THE PROBLEM -
Exact repetition is required: output every record in full.

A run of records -
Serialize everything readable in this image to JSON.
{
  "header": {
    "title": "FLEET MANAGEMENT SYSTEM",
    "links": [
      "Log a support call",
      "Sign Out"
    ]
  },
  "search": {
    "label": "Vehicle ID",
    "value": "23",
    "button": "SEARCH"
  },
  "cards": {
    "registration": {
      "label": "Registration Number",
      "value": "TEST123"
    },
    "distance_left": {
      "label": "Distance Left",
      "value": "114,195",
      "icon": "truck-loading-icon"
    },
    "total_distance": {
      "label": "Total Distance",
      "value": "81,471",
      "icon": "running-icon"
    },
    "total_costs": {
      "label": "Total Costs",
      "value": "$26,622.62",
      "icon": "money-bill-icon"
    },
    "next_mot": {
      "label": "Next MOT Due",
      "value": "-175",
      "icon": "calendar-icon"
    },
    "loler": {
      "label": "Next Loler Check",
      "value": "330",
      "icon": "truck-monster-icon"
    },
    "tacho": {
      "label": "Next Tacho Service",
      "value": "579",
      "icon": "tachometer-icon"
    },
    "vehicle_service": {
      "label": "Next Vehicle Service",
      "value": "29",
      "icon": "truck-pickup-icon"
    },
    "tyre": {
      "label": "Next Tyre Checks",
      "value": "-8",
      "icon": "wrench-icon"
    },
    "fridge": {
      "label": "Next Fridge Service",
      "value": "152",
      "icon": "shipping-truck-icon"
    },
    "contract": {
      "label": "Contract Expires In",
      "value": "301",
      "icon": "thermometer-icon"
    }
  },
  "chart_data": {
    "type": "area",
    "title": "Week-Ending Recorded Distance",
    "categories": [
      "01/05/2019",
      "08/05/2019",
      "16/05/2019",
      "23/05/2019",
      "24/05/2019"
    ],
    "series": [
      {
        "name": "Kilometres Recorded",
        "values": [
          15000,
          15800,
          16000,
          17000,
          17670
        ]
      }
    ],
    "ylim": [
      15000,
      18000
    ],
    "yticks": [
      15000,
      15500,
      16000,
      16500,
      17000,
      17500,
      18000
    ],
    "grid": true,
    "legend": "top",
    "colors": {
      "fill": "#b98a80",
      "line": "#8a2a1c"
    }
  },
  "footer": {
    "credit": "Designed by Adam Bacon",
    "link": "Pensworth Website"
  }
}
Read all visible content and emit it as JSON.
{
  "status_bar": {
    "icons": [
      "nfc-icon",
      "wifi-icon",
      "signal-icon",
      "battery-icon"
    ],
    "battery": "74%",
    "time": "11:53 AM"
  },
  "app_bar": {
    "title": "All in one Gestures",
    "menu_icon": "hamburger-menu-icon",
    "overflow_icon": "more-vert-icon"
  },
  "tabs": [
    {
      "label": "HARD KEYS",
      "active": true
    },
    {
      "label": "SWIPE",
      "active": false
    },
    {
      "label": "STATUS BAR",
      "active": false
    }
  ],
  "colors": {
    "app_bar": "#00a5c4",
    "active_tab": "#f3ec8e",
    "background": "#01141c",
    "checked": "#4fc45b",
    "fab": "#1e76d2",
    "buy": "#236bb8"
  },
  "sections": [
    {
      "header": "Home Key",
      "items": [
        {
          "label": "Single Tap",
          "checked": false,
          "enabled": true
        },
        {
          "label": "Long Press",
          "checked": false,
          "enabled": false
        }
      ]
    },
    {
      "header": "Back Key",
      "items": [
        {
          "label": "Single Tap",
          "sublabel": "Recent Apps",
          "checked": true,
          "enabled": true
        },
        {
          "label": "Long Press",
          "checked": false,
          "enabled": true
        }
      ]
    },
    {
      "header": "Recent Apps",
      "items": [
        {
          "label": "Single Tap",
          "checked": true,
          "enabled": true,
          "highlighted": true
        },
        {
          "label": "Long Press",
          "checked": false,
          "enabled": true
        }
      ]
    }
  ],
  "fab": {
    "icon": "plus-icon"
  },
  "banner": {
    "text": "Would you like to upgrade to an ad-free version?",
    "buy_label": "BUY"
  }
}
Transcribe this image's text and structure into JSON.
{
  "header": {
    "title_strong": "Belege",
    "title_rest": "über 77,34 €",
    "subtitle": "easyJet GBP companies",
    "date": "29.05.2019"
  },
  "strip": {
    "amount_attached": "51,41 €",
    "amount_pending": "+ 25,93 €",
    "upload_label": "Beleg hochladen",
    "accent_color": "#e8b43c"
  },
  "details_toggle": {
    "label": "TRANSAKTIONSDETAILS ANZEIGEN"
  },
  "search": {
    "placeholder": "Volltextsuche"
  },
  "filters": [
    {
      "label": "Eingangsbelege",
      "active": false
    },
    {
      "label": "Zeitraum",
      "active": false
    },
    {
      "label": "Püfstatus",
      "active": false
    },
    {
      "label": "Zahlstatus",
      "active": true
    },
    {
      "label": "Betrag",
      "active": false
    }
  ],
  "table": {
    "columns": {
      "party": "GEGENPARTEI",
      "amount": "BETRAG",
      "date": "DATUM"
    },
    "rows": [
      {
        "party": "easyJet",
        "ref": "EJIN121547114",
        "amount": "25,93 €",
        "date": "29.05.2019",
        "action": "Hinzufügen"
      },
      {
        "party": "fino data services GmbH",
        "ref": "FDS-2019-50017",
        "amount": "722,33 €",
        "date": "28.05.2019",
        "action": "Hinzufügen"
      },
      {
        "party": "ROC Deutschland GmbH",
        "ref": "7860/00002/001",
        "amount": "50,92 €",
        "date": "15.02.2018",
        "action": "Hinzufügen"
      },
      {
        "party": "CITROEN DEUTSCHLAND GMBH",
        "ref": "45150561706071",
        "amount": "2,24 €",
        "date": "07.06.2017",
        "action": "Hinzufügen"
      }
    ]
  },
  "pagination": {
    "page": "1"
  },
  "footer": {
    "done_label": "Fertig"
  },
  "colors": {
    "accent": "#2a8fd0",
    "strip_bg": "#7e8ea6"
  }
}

WRITTEN ANSWER -
Serialize everything readable in this image to JSON.
{
  "header": {
    "title": "FLEET MANAGEMENT SYSTEM",
    "links": [
      "Log a support call",
      "Sign Out"
    ]
  },
  "search": {
    "label": "Vehicle ID",
    "value": "23",
    "button": "SEARCH"
  },
  "cards": {
    "registration": {
      "label": "Registration Number",
      "value": "TEST123"
    },
    "distance_left": {
      "label": "Distance Left",
      "value": "114,195",
      "icon": "truck-loading-icon"
    },
    "total_distance": {
      "label": "Total Distance",
      "value": "81,471",
      "icon": "running-icon"
    },
    "total_costs": {
      "label": "Total Costs",
      "value": "$26,622.62",
      "icon": "money-bill-icon"
    },
    "next_mot": {
      "label": "Next MOT Due",
      "value": "-175",
      "icon": "calendar-icon"
    },
    "loler": {
      "label": "Next Loler Check",
      "value": "330",
      "icon": "truck-monster-icon"
    },
    "tacho": {
      "label": "Next Tacho Service",
      "value": "579",
      "icon": "tachometer-icon"
    },
    "vehicle_service": {
      "label": "Next Vehicle Service",
      "value": "29",
      "icon": "truck-pickup-icon"
    },
    "tyre": {
      "label": "Next Tyre Checks",
      "value": "-8",
      "icon": "wrench-icon"
    },
    "fridge": {
      "label": "Next Fridge Service",
      "value": "152",
      "icon": "shipping-truck-icon"
    },
    "contract": {
      "label": "Contract Expires In",
      "value": "301",
      "icon": "thermometer-icon"
    }
  },
  "chart_data": {
    "type": "area",
    "title": "Week-Ending Recorded Distance",
    "categories": [
      "01/05/2019",
      "08/05/2019",
      "16/05/2019",
      "23/05/2019",
      "24/05/2019"
    ],
    "series": [
      {
        "name": "Kilometres Recorded",
        "values": [
          15000,
          15800,
          16000,
          17000,
          17670
        ]
      }
    ],
    "ylim": [
      15000,
      18000
    ],
    "yticks": [
      15000,
      15500,
      16000,
      16500,
      17000,
      17500,
      18000
    ],
    "grid": true,
    "legend": "top",
    "colors": {
      "fill": "#b98a80",
      "line": "#8a2a1c"
    }
  },
  "footer": {
    "credit": "Designed by Adam Bacon",
    "link": "Pensworth Website"
  }
}
Read all visible content and emit it as JSON.
{
  "status_bar": {
    "icons": [
      "nfc-icon",
      "wifi-icon",
      "signal-icon",
      "battery-icon"
    ],
    "battery": "74%",
    "time": "11:53 AM"
  },
  "app_bar": {
    "title": "All in one Gestures",
    "menu_icon": "hamburger-menu-icon",
    "overflow_icon": "more-vert-icon"
  },
  "tabs": [
    {
      "label": "HARD KEYS",
      "active": true
    },
    {
      "label": "SWIPE",
      "active": false
    },
    {
      "label": "STATUS BAR",
      "active": false
    }
  ],
  "colors": {
    "app_bar": "#00a5c4",
    "active_tab": "#f3ec8e",
    "background": "#01141c",
    "checked": "#4fc45b",
    "fab": "#1e76d2",
    "buy": "#236bb8"
  },
  "sections": [
    {
      "header": "Home Key",
      "items": [
        {
          "label": "Single Tap",
          "checked": false,
          "enabled": true
        },
        {
          "label": "Long Press",
          "checked": false,
          "enabled": false
        }
      ]
    },
    {
      "header": "Back Key",
      "items": [
        {
          "label": "Single Tap",
          "sublabel": "Recent Apps",
          "checked": true,
          "enabled": true
        },
        {
          "label": "Long Press",
          "checked": false,
          "enabled": true
        }
      ]
    },
    {
      "header": "Recent Apps",
      "items": [
        {
          "label": "Single Tap",
          "checked": true,
          "enabled": true,
          "highlighted": true
        },
        {
          "label": "Long Press",
          "checked": false,
          "enabled": true
        }
      ]
    }
  ],
  "fab": {
    "icon": "plus-icon"
  },
  "banner": {
    "text": "Would you like to upgrade to an ad-free version?",
    "buy_label": "BUY"
  }
}
Transcribe this image's text and structure into JSON.
{
  "header": {
    "title_strong": "Belege",
    "title_rest": "über 77,34 €",
    "subtitle": "easyJet GBP companies",
    "date": "29.05.2019"
  },
  "strip": {
    "amount_attached": "51,41 €",
    "amount_pending": "+ 25,93 €",
    "upload_label": "Beleg hochladen",
    "accent_color": "#e8b43c"
  },
  "details_toggle": {
    "label": "TRANSAKTIONSDETAILS ANZEIGEN"
  },
  "search": {
    "placeholder": "Volltextsuche"
  },
  "filters": [
    {
      "label": "Eingangsbelege",
      "active": false
    },
    {
      "label": "Zeitraum",
      "active": false
    },
    {
      "label": "Püfstatus",
      "active": false
    },
    {
      "label": "Zahlstatus",
      "active": true
    },
    {
      "label": "Betrag",
      "active": false
    }
  ],
  "table": {
    "columns": {
      "party": "GEGENPARTEI",
      "amount": "BETRAG",
      "date": "DATUM"
    },
    "rows": [
      {
        "party": "easyJet",
        "ref": "EJIN121547114",
        "amount": "25,93 €",
        "date": "29.05.2019",
        "action": "Hinzufügen"
      },
      {
        "party": "fino data services GmbH",
        "ref": "FDS-2019-50017",
        "amount": "722,33 €",
        "date": "28.05.2019",
        "action": "Hinzufügen"
      },
      {
        "party": "ROC Deutschland GmbH",
        "ref": "7860/00002/001",
        "amount": "50,92 €",
        "date": "15.02.2018",
        "action": "Hinzufügen"
      },
      {
        "party": "CITROEN DEUTSCHLAND GMBH",
        "ref": "45150561706071",
        "amount": "2,24 €",
        "date": "07.06.2017",
        "action": "Hinzufügen"
      }
    ]
  },
  "pagination": {
    "page": "1"
  },
  "footer": {
    "done_label": "Fertig"
  },
  "colors": {
    "accent": "#2a8fd0",
    "strip_bg": "#7e8ea6"
  }
}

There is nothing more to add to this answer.